====== Data for analysis

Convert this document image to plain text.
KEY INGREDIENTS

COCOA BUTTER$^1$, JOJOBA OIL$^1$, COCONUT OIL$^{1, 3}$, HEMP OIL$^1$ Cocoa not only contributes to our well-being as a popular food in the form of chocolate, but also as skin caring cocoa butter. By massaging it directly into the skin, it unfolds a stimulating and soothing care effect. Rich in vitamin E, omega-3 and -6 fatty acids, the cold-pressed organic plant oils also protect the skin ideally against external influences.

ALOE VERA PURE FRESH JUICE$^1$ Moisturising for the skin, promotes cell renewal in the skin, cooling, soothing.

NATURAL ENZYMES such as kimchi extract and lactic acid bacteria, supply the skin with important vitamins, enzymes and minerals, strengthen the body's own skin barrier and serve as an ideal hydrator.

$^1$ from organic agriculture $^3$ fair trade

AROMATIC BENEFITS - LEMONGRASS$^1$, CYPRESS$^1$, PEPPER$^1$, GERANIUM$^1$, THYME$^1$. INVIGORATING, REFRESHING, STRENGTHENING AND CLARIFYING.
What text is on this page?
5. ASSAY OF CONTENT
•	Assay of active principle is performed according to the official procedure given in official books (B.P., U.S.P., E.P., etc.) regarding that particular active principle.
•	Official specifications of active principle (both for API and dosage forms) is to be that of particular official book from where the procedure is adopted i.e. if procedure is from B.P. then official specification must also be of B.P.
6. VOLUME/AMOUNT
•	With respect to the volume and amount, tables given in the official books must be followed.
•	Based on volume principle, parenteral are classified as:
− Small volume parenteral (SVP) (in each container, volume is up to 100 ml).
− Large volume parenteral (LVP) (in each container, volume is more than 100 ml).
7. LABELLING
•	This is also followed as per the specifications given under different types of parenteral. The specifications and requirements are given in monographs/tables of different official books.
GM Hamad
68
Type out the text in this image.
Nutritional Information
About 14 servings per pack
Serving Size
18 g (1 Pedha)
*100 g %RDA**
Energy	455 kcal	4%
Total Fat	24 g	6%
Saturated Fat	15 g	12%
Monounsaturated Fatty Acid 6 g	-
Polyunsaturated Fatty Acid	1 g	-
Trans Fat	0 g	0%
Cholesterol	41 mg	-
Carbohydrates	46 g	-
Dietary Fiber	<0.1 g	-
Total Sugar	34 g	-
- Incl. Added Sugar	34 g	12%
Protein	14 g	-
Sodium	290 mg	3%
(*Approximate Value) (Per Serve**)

============

### About this task
Filter the records above, keeping each line that contains the word "books".

### The answer
•	Assay of active principle is performed according to the official procedure given in official books (B.P., U.S.P., E.P., etc.) regarding that particular active principle.
•	With respect to the volume and amount, tables given in the official books must be followed.
•	This is also followed as per the specifications given under different types of parenteral. The specifications and requirements are given in monographs/tables of different official books.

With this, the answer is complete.